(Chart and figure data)
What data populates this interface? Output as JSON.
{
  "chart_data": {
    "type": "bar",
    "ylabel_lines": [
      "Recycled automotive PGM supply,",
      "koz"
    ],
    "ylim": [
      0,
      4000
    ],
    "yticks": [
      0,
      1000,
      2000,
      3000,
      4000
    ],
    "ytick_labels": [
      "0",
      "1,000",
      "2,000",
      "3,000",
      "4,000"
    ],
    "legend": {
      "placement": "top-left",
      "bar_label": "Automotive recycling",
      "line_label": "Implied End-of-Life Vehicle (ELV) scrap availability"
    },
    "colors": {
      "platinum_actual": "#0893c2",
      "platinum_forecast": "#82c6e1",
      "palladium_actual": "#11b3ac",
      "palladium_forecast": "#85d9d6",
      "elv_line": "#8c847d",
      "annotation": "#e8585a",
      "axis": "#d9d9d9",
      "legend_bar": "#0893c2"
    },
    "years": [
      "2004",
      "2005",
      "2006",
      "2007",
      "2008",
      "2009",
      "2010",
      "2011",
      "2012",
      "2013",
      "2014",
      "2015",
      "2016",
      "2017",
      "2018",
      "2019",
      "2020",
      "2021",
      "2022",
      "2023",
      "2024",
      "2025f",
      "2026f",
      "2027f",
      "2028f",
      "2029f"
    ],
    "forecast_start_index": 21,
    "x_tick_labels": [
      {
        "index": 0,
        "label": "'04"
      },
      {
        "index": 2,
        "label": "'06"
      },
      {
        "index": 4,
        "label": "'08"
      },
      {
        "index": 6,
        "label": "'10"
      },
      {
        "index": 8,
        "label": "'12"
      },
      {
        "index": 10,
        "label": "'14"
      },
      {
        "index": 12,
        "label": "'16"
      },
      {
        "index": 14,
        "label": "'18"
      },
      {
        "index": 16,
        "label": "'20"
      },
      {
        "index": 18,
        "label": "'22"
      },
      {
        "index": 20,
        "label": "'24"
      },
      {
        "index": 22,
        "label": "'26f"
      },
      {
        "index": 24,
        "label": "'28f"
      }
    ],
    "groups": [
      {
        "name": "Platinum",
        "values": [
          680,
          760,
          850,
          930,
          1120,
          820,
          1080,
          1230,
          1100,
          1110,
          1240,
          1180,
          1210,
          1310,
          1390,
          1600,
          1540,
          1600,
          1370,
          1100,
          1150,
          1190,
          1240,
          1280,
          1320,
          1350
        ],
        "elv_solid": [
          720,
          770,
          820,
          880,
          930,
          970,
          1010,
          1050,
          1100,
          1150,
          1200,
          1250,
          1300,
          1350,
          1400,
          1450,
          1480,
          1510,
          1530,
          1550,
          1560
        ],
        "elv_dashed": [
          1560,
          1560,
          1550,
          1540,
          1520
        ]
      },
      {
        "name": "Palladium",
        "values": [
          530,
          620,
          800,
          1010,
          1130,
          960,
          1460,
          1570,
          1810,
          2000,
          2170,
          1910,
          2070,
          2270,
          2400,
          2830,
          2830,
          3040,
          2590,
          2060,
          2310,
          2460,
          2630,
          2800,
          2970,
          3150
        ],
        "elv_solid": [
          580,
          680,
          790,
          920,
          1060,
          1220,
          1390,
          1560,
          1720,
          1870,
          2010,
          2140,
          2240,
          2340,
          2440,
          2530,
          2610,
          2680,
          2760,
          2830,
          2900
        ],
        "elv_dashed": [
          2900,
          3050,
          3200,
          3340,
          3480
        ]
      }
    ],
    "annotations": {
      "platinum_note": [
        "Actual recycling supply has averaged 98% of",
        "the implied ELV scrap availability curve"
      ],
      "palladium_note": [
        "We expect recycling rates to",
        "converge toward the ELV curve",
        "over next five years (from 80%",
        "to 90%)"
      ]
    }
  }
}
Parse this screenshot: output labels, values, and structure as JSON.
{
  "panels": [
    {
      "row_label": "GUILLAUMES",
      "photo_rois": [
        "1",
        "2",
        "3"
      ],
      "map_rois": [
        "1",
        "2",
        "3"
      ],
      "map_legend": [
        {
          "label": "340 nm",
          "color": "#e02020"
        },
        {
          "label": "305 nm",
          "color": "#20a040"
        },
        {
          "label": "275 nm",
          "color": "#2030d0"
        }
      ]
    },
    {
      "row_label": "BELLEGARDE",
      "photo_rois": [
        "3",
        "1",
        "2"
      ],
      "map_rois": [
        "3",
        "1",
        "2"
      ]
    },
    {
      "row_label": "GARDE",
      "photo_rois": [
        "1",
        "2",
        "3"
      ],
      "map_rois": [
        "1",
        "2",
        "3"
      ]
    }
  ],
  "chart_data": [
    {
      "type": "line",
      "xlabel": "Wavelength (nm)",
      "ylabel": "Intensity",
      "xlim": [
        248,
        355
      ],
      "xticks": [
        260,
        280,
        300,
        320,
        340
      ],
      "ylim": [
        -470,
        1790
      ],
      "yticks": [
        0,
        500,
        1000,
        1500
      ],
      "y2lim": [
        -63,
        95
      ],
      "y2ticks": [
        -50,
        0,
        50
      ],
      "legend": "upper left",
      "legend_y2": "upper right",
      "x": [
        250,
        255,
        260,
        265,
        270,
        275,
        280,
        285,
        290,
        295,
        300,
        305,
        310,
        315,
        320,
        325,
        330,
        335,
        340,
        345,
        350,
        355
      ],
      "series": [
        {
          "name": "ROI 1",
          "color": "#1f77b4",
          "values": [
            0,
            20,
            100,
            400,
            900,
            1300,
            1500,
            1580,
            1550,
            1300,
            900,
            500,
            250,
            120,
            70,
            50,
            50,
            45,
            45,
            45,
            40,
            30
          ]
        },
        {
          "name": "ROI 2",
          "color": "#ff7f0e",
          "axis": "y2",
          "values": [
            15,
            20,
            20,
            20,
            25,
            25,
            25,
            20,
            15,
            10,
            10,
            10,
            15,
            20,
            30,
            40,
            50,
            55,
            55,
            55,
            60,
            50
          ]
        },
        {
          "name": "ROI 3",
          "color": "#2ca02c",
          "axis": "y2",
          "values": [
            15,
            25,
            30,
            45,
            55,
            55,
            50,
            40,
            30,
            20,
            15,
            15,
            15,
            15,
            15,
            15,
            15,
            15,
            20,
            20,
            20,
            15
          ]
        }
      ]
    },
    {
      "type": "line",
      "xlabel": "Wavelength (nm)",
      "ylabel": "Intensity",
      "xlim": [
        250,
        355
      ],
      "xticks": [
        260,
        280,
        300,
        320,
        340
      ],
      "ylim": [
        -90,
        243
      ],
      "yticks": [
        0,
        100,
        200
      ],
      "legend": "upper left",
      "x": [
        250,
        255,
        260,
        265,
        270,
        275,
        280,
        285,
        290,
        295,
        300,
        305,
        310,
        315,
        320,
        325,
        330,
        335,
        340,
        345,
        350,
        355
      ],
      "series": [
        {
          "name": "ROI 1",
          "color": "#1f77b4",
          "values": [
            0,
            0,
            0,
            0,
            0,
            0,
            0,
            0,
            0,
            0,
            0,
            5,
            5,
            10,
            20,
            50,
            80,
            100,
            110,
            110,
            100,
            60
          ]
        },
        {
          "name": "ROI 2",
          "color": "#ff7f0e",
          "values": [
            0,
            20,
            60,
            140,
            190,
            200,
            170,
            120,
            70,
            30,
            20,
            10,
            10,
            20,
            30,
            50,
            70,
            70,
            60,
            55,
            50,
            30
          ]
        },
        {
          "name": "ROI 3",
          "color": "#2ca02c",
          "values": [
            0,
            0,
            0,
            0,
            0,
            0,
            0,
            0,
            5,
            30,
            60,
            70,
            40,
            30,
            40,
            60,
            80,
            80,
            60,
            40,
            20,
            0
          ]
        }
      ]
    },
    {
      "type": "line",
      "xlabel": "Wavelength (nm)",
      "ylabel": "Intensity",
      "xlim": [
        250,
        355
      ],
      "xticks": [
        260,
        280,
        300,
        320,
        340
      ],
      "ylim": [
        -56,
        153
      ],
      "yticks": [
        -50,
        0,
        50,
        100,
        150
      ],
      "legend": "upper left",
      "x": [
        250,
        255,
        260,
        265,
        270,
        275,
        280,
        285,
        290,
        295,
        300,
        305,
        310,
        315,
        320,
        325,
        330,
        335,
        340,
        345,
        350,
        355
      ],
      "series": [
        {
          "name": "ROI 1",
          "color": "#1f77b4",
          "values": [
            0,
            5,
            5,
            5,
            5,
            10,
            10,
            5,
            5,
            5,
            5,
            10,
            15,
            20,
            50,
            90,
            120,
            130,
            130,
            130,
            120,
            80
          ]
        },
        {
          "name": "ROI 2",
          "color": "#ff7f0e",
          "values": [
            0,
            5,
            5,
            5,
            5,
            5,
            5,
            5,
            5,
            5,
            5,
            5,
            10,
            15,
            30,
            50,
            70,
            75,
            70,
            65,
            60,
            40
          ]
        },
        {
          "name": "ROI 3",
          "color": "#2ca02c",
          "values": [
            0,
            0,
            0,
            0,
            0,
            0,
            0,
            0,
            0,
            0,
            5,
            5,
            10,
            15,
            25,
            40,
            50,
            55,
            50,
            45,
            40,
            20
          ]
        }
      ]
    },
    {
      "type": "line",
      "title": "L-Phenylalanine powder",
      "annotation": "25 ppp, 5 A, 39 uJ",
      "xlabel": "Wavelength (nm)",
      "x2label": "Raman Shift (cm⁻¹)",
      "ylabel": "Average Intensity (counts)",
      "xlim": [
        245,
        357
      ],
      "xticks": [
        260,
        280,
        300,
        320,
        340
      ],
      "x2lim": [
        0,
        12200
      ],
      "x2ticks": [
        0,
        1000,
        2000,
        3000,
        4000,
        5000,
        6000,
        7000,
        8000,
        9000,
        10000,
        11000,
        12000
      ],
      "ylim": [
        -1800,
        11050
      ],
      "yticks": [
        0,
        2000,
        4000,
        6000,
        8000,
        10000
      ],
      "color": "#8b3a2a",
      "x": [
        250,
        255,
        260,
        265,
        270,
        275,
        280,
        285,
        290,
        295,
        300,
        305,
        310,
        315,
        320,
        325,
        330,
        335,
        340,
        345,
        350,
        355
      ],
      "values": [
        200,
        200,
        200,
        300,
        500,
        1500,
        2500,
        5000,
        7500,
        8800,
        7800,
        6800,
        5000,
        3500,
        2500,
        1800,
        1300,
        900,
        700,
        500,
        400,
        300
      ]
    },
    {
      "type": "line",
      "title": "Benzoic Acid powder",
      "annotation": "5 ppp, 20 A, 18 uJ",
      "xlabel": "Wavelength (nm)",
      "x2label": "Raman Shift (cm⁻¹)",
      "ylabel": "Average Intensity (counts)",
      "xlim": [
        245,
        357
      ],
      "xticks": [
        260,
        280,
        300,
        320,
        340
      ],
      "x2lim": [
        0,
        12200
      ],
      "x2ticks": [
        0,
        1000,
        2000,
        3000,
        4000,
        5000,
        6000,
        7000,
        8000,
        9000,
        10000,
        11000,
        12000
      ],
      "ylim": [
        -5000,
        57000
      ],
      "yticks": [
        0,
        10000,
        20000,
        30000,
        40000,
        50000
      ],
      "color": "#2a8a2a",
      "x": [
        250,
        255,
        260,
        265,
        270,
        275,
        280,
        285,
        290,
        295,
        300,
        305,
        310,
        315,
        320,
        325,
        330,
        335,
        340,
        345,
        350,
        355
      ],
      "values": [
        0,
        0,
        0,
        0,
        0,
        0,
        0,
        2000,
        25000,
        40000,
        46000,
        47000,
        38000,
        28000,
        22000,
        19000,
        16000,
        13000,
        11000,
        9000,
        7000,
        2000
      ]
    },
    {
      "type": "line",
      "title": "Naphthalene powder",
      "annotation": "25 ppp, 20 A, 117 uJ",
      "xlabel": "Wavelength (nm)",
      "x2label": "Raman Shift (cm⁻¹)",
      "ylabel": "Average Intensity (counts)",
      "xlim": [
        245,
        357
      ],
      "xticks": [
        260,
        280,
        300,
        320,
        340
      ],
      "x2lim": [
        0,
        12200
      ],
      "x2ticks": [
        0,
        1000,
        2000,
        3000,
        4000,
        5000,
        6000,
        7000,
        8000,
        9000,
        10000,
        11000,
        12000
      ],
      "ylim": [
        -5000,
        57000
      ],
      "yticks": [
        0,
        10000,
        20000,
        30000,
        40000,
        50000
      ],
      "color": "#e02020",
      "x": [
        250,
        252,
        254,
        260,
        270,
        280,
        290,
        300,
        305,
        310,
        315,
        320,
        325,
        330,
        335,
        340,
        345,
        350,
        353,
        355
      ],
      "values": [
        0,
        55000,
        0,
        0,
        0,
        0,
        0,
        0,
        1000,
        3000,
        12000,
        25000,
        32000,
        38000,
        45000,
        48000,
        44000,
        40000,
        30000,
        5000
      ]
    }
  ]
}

> Task requirements: Check each line above for the word "curve" and say how many have it, with nothing else.

> Written response: 2